## Exercise details
Gather the lines that hold the string "espaces".

## Material
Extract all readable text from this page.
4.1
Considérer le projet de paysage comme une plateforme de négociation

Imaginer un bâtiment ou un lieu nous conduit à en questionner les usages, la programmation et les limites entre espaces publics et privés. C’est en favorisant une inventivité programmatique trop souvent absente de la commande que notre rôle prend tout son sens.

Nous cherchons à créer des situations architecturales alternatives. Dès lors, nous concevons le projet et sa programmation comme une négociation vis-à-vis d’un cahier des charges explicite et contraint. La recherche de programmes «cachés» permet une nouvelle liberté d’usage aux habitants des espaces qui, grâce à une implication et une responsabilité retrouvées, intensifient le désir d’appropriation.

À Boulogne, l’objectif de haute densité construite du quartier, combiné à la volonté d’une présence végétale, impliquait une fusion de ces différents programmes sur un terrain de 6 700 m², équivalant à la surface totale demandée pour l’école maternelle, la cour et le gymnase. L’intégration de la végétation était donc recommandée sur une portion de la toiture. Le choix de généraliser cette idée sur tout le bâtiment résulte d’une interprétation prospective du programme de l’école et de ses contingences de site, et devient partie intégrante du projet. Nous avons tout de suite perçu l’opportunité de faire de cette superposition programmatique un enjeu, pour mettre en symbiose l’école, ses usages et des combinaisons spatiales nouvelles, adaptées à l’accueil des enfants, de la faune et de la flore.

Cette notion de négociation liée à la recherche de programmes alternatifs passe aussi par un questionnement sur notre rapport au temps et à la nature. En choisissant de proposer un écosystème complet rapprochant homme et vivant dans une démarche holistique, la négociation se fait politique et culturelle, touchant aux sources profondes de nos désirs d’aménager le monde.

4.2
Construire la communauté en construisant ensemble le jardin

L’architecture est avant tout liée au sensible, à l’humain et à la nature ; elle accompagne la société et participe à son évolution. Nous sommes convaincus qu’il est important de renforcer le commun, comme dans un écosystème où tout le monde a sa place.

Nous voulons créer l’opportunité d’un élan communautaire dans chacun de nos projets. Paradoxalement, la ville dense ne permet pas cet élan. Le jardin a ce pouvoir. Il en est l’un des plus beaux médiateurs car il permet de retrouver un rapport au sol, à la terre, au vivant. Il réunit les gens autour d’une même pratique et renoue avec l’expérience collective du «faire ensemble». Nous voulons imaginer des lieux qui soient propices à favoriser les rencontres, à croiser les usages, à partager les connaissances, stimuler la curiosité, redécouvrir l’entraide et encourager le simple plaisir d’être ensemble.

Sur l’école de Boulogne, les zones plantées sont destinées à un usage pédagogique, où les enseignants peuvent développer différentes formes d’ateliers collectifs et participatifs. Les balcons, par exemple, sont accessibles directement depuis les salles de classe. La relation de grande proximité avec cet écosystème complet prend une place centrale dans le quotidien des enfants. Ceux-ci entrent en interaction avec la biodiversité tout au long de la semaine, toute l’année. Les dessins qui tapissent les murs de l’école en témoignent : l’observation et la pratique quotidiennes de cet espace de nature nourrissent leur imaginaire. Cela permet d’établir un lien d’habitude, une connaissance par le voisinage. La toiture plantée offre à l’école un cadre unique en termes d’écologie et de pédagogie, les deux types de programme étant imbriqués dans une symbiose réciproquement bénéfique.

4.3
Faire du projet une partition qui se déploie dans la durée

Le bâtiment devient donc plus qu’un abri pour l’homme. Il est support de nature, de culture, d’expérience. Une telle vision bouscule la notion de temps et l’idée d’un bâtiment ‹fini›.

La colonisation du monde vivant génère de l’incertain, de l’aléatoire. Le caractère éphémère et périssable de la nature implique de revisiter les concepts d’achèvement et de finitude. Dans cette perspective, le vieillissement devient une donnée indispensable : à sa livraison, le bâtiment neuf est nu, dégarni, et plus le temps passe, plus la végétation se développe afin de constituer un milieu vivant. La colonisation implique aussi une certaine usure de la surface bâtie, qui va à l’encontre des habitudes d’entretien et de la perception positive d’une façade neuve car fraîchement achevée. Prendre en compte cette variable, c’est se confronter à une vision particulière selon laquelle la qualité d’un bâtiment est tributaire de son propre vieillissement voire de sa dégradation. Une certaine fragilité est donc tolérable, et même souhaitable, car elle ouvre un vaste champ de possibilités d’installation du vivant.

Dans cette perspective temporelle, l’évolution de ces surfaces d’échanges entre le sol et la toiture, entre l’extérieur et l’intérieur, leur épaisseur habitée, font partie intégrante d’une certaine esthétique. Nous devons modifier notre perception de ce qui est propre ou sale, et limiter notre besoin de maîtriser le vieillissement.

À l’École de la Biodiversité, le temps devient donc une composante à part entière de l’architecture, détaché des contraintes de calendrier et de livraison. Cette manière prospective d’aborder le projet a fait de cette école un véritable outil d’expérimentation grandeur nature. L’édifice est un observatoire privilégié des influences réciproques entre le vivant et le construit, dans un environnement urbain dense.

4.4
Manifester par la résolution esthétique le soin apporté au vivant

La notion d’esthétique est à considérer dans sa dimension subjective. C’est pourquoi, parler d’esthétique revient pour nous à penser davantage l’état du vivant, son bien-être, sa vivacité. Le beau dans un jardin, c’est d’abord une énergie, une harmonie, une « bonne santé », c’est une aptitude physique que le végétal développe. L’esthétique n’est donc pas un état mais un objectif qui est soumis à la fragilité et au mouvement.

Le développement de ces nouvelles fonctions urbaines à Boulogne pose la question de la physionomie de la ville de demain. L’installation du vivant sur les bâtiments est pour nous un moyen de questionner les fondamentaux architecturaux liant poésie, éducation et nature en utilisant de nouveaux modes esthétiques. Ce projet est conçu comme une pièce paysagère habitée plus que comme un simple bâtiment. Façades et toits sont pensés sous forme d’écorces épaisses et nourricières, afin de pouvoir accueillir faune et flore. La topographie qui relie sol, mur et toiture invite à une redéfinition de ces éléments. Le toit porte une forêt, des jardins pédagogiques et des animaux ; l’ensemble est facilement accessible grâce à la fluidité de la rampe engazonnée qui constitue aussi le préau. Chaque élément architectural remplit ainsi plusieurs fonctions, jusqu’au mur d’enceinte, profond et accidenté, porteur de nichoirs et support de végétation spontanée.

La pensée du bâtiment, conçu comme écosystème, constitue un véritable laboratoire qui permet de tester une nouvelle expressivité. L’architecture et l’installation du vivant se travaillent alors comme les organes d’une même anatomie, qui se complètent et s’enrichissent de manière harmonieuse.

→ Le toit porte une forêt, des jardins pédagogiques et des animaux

## Solution to this problem
Imaginer un bâtiment ou un lieu nous conduit à en questionner les usages, la programmation et les limites entre espaces publics et privés. C’est en favorisant une inventivité programmatique trop souvent absente de la commande que notre rôle prend tout son sens.
Nous cherchons à créer des situations architecturales alternatives. Dès lors, nous concevons le projet et sa programmation comme une négociation vis-à-vis d’un cahier des charges explicite et contraint. La recherche de programmes «cachés» permet une nouvelle liberté d’usage aux habitants des espaces qui, grâce à une implication et une responsabilité retrouvées, intensifient le désir d’appropriation.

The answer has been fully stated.